# Your instructions
Print out every line, exactly as written.

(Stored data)
= = = = = = =

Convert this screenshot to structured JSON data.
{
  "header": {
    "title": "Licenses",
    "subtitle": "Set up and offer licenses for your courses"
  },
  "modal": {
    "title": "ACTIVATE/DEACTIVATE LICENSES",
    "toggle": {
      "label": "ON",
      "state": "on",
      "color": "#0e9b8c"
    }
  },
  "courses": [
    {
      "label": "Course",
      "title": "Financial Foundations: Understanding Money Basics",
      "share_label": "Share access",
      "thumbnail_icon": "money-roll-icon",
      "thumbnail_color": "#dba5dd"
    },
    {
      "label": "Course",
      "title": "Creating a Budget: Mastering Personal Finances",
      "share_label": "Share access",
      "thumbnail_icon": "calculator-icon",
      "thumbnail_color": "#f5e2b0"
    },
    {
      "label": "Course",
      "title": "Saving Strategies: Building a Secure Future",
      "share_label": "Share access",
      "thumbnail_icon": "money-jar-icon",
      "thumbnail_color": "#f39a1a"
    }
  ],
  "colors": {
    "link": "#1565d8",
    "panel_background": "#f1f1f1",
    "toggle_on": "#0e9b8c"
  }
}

= = = = = = =

# Solution for this task
Convert this screenshot to structured JSON data.
{
  "header": {
    "title": "Licenses",
    "subtitle": "Set up and offer licenses for your courses"
  },
  "modal": {
    "title": "ACTIVATE/DEACTIVATE LICENSES",
    "toggle": {
      "label": "ON",
      "state": "on",
      "color": "#0e9b8c"
    }
  },
  "courses": [
    {
      "label": "Course",
      "title": "Financial Foundations: Understanding Money Basics",
      "share_label": "Share access",
      "thumbnail_icon": "money-roll-icon",
      "thumbnail_color": "#dba5dd"
    },
    {
      "label": "Course",
      "title": "Creating a Budget: Mastering Personal Finances",
      "share_label": "Share access",
      "thumbnail_icon": "calculator-icon",
      "thumbnail_color": "#f5e2b0"
    },
    {
      "label": "Course",
      "title": "Saving Strategies: Building a Secure Future",
      "share_label": "Share access",
      "thumbnail_icon": "money-jar-icon",
      "thumbnail_color": "#f39a1a"
    }
  ],
  "colors": {
    "link": "#1565d8",
    "panel_background": "#f1f1f1",
    "toggle_on": "#0e9b8c"
  }
}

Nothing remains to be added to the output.